## Task inputs
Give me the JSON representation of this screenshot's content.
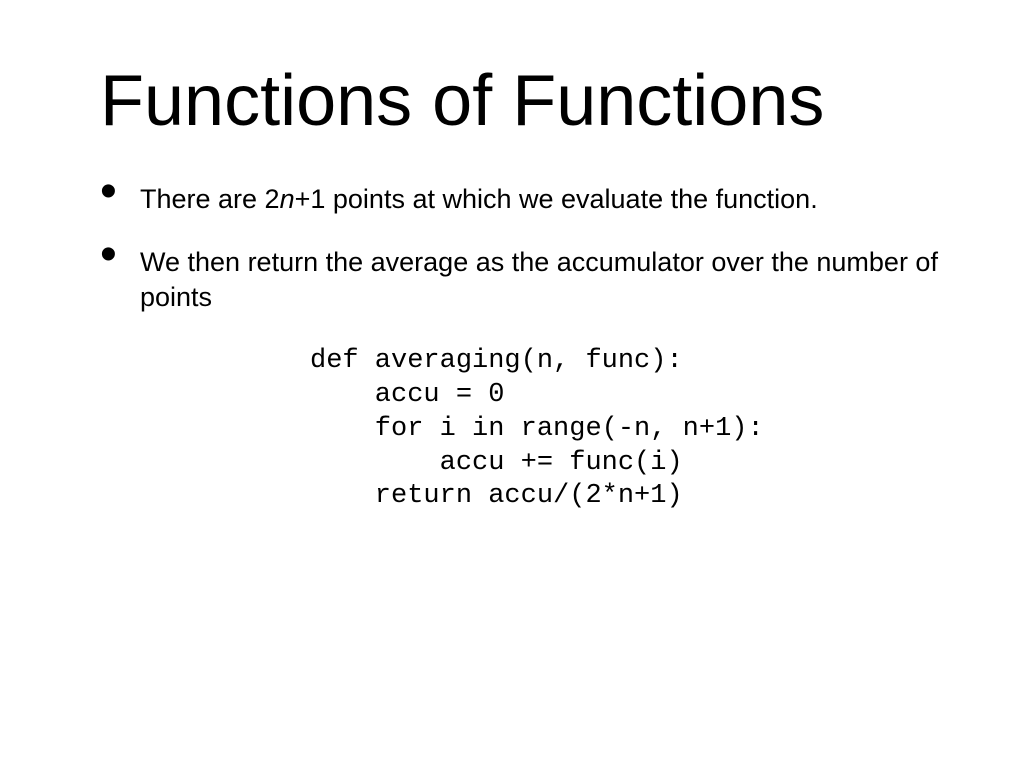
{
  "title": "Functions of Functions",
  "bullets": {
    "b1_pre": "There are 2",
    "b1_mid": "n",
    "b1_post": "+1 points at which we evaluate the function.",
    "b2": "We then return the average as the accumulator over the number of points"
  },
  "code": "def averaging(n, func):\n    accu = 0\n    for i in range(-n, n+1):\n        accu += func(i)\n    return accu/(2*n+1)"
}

## Written request
Return each line exactly as written. Any picture gets left out.

## Task answer
Give me the JSON representation of this screenshot's content.
{
  "title": "Functions of Functions",
  "bullets": {
    "b1_pre": "There are 2",
    "b1_mid": "n",
    "b1_post": "+1 points at which we evaluate the function.",
    "b2": "We then return the average as the accumulator over the number of points"
  },
  "code": "def averaging(n, func):\n    accu = 0\n    for i in range(-n, n+1):\n        accu += func(i)\n    return accu/(2*n+1)"
}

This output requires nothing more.